- **Written problem**
State only how many lines in the entries below contain the string "tick", counting case as significant.

- **Dataset records**
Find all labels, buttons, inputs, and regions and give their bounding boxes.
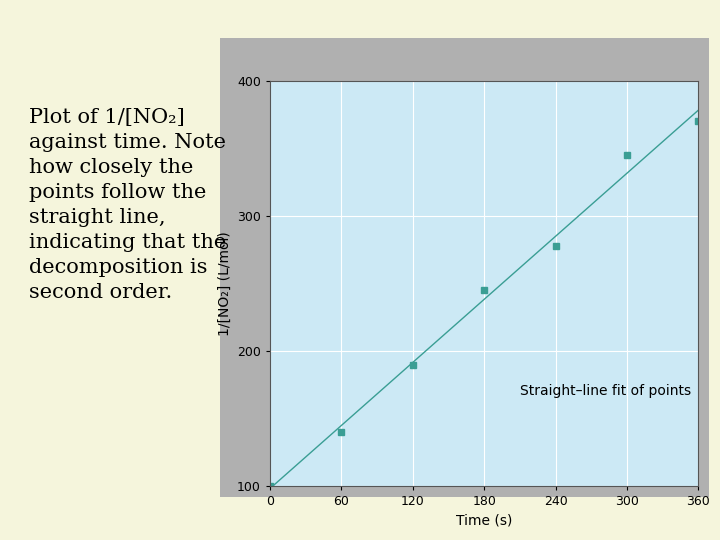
--
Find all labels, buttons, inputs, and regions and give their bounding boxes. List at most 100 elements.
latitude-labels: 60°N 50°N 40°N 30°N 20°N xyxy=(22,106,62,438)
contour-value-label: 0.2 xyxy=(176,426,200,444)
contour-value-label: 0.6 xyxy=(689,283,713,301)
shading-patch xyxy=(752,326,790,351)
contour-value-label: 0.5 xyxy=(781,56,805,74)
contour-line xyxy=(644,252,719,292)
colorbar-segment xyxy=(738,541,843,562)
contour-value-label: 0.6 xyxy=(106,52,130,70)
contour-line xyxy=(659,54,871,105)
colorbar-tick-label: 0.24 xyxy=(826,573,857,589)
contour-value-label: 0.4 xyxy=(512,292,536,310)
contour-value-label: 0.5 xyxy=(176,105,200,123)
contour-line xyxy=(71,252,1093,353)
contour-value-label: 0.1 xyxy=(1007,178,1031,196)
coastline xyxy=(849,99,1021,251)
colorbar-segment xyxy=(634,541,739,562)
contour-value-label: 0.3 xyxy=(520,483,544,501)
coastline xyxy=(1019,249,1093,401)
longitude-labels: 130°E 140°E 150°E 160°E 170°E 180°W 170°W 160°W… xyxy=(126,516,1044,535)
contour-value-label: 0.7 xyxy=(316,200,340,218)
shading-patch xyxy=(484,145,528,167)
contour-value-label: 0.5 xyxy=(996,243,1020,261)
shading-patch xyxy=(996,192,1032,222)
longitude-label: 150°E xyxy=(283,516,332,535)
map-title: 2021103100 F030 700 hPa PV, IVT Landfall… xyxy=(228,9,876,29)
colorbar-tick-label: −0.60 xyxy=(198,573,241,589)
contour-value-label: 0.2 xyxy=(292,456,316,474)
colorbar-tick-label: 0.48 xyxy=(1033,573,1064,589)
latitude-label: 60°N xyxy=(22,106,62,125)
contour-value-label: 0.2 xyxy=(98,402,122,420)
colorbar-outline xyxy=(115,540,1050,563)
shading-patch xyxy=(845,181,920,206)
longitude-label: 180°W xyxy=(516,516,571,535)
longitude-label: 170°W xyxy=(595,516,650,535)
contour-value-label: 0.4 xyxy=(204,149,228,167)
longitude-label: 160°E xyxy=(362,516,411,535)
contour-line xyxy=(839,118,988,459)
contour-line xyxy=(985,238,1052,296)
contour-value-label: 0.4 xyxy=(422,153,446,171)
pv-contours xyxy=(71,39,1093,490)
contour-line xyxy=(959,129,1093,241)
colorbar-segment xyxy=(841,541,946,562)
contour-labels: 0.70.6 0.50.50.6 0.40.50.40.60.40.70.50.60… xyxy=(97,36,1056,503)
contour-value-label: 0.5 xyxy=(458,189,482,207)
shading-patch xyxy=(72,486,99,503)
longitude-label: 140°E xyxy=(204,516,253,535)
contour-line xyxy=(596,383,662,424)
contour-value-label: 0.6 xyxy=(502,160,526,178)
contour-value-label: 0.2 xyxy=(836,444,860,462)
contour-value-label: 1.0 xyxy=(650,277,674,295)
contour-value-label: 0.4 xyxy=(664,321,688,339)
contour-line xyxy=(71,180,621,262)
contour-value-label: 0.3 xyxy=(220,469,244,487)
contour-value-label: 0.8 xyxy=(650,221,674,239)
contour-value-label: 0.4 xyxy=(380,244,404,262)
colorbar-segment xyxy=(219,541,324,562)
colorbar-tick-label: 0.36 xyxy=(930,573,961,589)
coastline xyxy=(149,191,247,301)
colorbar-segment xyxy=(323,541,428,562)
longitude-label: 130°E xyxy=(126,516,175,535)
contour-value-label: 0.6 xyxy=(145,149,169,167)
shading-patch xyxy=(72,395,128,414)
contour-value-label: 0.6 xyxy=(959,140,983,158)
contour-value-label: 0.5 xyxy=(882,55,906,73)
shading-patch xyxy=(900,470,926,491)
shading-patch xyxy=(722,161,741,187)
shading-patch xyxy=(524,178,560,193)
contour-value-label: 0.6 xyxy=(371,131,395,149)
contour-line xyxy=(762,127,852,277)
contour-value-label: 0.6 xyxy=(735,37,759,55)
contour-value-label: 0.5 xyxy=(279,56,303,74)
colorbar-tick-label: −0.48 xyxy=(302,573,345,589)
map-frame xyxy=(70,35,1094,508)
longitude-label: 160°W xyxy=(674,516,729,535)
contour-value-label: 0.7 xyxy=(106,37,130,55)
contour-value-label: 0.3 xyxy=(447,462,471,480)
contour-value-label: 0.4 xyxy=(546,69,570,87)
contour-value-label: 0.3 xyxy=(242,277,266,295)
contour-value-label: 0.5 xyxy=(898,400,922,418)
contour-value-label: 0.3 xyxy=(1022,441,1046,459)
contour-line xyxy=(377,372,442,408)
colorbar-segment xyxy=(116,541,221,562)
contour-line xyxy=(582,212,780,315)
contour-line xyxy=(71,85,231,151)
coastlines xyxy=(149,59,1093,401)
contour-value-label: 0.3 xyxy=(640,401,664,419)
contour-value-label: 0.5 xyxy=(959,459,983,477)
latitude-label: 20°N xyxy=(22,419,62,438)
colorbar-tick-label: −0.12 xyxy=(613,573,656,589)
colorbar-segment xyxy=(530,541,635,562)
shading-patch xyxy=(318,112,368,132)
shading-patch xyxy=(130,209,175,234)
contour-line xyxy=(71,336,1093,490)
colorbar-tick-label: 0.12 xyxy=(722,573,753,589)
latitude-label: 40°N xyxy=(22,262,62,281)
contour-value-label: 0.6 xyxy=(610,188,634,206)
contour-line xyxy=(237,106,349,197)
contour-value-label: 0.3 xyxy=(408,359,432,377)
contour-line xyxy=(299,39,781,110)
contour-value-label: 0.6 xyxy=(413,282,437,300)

- **Answer to this exercise**
7